--- START DATASET RECORDS ---

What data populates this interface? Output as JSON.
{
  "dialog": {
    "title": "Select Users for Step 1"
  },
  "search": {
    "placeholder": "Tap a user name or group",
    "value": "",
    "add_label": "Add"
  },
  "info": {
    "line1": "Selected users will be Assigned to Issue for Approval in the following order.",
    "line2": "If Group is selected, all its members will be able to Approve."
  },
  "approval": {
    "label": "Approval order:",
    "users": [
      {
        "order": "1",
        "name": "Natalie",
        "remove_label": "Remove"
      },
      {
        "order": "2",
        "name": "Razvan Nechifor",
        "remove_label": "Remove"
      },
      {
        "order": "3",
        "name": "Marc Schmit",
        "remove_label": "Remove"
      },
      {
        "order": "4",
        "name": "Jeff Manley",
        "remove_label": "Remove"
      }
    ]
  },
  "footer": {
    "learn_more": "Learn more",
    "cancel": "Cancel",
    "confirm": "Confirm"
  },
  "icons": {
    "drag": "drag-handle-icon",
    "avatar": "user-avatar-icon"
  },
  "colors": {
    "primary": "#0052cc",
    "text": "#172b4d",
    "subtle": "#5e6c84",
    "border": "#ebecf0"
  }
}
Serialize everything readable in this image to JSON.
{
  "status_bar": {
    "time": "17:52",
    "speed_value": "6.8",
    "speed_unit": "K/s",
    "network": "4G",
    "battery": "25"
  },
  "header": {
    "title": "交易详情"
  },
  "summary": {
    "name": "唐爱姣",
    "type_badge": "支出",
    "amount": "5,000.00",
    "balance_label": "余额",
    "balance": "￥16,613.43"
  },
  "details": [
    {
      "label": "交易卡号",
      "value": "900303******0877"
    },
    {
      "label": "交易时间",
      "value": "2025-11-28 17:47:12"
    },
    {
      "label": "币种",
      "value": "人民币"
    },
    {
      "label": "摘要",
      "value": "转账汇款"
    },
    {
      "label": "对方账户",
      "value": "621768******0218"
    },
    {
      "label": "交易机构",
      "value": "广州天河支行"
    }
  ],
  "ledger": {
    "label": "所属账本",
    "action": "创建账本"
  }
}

--- END DATASET RECORDS ---

The required answer is a single number: the count of lines in the entries that hold the string "JSON".

CORRECT RESULT: 2